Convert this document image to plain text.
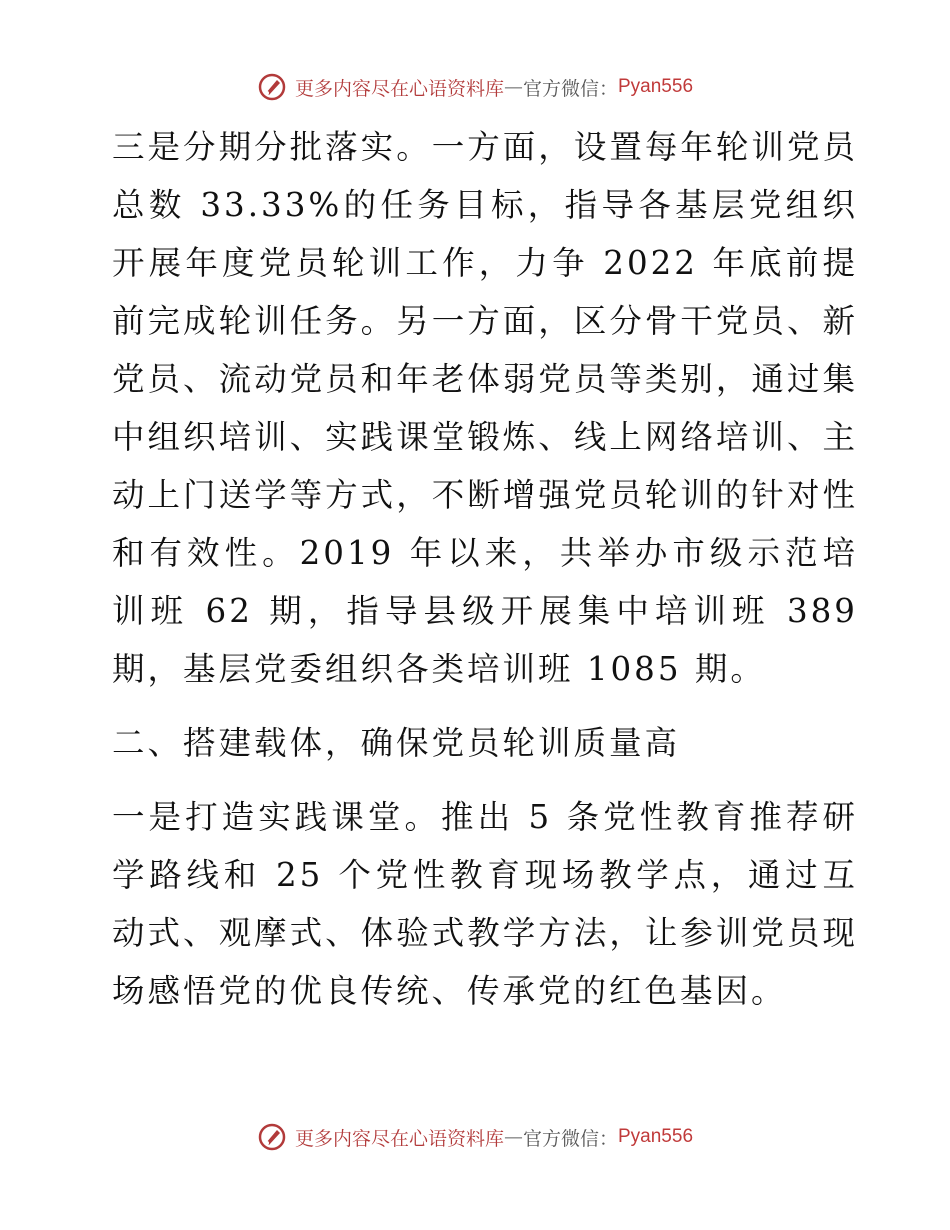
更多内容尽在心语资料库 — 官方微信： Pyan556

三是分期分批落实。一方面，设置每年轮训党员总数 33.33%的任务目标，指导各基层党组织开展年度党员轮训工作，力争 2022 年底前提前完成轮训任务。另一方面，区分骨干党员、新党员、流动党员和年老体弱党员等类别，通过集中组织培训、实践课堂锻炼、线上网络培训、主动上门送学等方式，不断增强党员轮训的针对性和有效性。2019 年以来，共举办市级示范培训班 62 期，指导县级开展集中培训班 389 期，基层党委组织各类培训班 1085 期。

二、搭建载体，确保党员轮训质量高

一是打造实践课堂。推出 5 条党性教育推荐研学路线和 25 个党性教育现场教学点，通过互动式、观摩式、体验式教学方法，让参训党员现场感悟党的优良传统、传承党的红色基因。

更多内容尽在心语资料库 — 官方微信： Pyan556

Requirements – Reproduce all of the material exactly, apart from the pictures.

Result for this exercise –
Convert this document image to plain text.
更多内容尽在心语资料库 — 官方微信： Pyan556

三是分期分批落实。一方面，设置每年轮训党员总数 33.33%的任务目标，指导各基层党组织开展年度党员轮训工作，力争 2022 年底前提前完成轮训任务。另一方面，区分骨干党员、新党员、流动党员和年老体弱党员等类别，通过集中组织培训、实践课堂锻炼、线上网络培训、主动上门送学等方式，不断增强党员轮训的针对性和有效性。2019 年以来，共举办市级示范培训班 62 期，指导县级开展集中培训班 389 期，基层党委组织各类培训班 1085 期。

二、搭建载体，确保党员轮训质量高

一是打造实践课堂。推出 5 条党性教育推荐研学路线和 25 个党性教育现场教学点，通过互动式、观摩式、体验式教学方法，让参训党员现场感悟党的优良传统、传承党的红色基因。

更多内容尽在心语资料库 — 官方微信： Pyan556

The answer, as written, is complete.